Output as a numbered list, skipping any blank lines, the records from the very first line through the line containing "day-header[interactable]: Tuesday xyxy=(676,145,819,222)".

══ Record set

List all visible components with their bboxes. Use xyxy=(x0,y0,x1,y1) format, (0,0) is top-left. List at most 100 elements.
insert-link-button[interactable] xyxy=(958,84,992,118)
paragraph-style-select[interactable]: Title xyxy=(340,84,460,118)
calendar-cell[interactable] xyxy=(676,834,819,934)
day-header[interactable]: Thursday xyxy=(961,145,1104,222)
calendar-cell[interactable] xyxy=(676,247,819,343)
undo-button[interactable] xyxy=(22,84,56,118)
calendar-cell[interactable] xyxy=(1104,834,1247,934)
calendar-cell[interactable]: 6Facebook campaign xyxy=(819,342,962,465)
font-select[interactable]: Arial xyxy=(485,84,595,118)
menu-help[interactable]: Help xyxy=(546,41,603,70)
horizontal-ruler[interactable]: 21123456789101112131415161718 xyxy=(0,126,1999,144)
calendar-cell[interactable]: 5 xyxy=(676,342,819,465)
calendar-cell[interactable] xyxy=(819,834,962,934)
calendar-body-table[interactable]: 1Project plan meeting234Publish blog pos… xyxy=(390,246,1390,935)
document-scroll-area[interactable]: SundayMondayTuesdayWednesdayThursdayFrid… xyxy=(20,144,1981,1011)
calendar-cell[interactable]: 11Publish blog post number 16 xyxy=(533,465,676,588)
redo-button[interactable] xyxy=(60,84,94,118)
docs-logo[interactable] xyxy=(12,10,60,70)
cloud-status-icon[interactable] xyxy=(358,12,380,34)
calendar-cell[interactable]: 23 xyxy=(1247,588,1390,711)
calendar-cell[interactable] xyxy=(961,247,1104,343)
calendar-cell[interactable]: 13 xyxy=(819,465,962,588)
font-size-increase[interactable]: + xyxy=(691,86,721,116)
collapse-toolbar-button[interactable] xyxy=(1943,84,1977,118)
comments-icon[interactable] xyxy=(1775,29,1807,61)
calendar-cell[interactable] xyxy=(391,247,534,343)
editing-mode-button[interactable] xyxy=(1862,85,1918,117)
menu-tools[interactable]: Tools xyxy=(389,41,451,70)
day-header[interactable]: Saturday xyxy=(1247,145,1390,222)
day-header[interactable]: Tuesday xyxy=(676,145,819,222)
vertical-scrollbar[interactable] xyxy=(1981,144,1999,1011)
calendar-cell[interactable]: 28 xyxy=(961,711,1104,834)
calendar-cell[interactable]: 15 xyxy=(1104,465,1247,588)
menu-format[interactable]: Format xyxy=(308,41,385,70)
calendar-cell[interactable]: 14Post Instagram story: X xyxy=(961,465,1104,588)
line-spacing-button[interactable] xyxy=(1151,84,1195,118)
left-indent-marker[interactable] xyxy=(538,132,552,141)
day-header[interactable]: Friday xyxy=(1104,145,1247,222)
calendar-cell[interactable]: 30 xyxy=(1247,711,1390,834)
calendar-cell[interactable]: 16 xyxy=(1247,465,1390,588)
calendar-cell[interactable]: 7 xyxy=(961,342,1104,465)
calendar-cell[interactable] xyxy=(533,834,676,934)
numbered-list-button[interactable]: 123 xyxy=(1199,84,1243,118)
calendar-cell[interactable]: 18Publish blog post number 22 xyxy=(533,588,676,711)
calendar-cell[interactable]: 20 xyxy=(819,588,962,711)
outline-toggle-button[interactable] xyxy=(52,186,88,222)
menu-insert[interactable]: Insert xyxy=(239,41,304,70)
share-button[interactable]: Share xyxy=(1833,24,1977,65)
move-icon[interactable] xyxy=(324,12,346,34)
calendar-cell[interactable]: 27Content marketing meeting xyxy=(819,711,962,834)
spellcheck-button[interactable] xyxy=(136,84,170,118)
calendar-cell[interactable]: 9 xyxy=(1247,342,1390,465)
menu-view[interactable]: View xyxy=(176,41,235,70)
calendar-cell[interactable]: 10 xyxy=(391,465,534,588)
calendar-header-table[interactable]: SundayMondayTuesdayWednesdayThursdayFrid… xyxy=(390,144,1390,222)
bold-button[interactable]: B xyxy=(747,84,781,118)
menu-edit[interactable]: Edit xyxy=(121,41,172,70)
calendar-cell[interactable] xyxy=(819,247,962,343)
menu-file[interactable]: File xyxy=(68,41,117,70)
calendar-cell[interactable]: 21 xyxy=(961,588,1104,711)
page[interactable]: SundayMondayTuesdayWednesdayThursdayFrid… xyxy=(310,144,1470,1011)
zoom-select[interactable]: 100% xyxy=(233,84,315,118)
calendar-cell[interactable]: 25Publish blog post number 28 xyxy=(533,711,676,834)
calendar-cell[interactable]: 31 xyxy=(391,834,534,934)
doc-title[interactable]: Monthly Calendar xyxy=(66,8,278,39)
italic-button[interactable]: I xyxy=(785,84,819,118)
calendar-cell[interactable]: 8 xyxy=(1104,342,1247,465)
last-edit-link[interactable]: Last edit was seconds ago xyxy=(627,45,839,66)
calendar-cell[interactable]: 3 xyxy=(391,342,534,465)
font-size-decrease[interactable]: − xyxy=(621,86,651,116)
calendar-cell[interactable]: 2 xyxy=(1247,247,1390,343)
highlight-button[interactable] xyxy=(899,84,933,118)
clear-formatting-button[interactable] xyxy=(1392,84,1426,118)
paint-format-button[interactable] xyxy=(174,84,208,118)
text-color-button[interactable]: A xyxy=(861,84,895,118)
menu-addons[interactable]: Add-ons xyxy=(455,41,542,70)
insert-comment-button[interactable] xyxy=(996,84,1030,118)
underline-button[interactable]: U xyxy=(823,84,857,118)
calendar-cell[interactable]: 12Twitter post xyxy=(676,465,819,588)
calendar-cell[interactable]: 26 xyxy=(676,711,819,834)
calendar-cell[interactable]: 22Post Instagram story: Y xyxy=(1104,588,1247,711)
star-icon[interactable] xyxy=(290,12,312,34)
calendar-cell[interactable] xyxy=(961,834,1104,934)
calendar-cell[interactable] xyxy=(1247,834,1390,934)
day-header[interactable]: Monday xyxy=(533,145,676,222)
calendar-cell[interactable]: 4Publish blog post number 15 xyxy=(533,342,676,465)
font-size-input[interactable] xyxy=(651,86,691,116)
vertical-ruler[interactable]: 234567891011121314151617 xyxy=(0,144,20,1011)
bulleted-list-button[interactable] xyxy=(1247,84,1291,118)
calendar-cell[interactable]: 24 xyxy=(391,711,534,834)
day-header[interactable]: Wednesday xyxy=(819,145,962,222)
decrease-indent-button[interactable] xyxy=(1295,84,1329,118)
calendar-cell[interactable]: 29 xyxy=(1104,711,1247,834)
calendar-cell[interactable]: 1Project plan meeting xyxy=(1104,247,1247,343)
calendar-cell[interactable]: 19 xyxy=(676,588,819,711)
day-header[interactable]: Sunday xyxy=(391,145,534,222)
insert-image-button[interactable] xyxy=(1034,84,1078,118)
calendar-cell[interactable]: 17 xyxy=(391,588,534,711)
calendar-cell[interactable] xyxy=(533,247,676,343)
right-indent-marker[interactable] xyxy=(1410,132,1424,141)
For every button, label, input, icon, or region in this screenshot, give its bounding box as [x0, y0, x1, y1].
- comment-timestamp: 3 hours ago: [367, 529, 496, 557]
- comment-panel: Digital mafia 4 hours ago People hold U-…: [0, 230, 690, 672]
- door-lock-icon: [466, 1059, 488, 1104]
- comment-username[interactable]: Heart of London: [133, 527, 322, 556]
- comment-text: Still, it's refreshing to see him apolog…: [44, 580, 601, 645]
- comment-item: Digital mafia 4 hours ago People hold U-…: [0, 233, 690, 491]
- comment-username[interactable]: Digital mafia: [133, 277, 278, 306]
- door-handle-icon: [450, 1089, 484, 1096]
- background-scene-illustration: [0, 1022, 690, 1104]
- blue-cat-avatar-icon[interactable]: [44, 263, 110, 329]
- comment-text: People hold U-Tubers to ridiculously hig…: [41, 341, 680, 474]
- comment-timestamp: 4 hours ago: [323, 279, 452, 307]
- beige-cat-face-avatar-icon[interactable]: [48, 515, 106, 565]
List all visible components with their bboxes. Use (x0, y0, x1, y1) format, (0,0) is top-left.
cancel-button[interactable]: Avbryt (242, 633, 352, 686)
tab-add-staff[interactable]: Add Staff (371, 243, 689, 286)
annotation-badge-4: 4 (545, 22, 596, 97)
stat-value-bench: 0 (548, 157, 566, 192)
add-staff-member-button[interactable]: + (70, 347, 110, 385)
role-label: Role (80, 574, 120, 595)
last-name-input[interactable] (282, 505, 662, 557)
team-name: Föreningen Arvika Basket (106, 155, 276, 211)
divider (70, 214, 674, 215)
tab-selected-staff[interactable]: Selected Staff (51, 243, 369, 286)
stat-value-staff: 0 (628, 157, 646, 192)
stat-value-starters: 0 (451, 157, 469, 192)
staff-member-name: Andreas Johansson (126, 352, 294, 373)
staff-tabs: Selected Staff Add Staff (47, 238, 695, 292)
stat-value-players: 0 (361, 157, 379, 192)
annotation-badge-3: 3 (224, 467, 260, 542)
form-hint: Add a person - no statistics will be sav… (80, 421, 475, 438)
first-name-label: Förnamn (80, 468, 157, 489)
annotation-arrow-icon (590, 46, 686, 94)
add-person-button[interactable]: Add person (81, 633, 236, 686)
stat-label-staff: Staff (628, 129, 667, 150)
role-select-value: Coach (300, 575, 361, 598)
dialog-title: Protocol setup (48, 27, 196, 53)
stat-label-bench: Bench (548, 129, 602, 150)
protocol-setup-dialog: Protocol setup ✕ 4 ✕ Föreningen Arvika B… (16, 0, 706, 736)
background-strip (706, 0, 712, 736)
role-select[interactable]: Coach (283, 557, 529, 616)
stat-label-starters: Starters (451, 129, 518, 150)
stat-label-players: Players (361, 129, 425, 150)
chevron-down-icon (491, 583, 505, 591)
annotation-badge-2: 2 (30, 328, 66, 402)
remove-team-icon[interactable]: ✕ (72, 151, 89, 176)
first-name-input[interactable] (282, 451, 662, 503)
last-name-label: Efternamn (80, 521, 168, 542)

════

▶ _Full output_:
1. List all visible components with their bboxes. Use xyxy=(x0,y0,x1,y1) format, (0,0) is top-left. List at most 100 elements.
2. insert-link-button[interactable] xyxy=(958,84,992,118)
3. paragraph-style-select[interactable]: Title xyxy=(340,84,460,118)
4. calendar-cell[interactable] xyxy=(676,834,819,934)
5. day-header[interactable]: Thursday xyxy=(961,145,1104,222)
6. calendar-cell[interactable] xyxy=(676,247,819,343)
7. undo-button[interactable] xyxy=(22,84,56,118)
8. calendar-cell[interactable] xyxy=(1104,834,1247,934)
9. calendar-cell[interactable]: 6Facebook campaign xyxy=(819,342,962,465)
10. font-select[interactable]: Arial xyxy=(485,84,595,118)
11. menu-help[interactable]: Help xyxy=(546,41,603,70)
12. horizontal-ruler[interactable]: 21123456789101112131415161718 xyxy=(0,126,1999,144)
13. calendar-cell[interactable]: 5 xyxy=(676,342,819,465)
14. calendar-cell[interactable] xyxy=(819,834,962,934)
15. calendar-body-table[interactable]: 1Project plan meeting234Publish blog pos… xyxy=(390,246,1390,935)
16. document-scroll-area[interactable]: SundayMondayTuesdayWednesdayThursdayFrid… xyxy=(20,144,1981,1011)
17. calendar-cell[interactable]: 11Publish blog post number 16 xyxy=(533,465,676,588)
18. redo-button[interactable] xyxy=(60,84,94,118)
19. docs-logo[interactable] xyxy=(12,10,60,70)
20. cloud-status-icon[interactable] xyxy=(358,12,380,34)
21. calendar-cell[interactable]: 23 xyxy=(1247,588,1390,711)
22. calendar-cell[interactable] xyxy=(961,247,1104,343)
23. calendar-cell[interactable]: 13 xyxy=(819,465,962,588)
24. font-size-increase[interactable]: + xyxy=(691,86,721,116)
25. collapse-toolbar-button[interactable] xyxy=(1943,84,1977,118)
26. comments-icon[interactable] xyxy=(1775,29,1807,61)
27. calendar-cell[interactable] xyxy=(391,247,534,343)
28. editing-mode-button[interactable] xyxy=(1862,85,1918,117)
29. menu-tools[interactable]: Tools xyxy=(389,41,451,70)
30. day-header[interactable]: Saturday xyxy=(1247,145,1390,222)
31. day-header[interactable]: Tuesday xyxy=(676,145,819,222)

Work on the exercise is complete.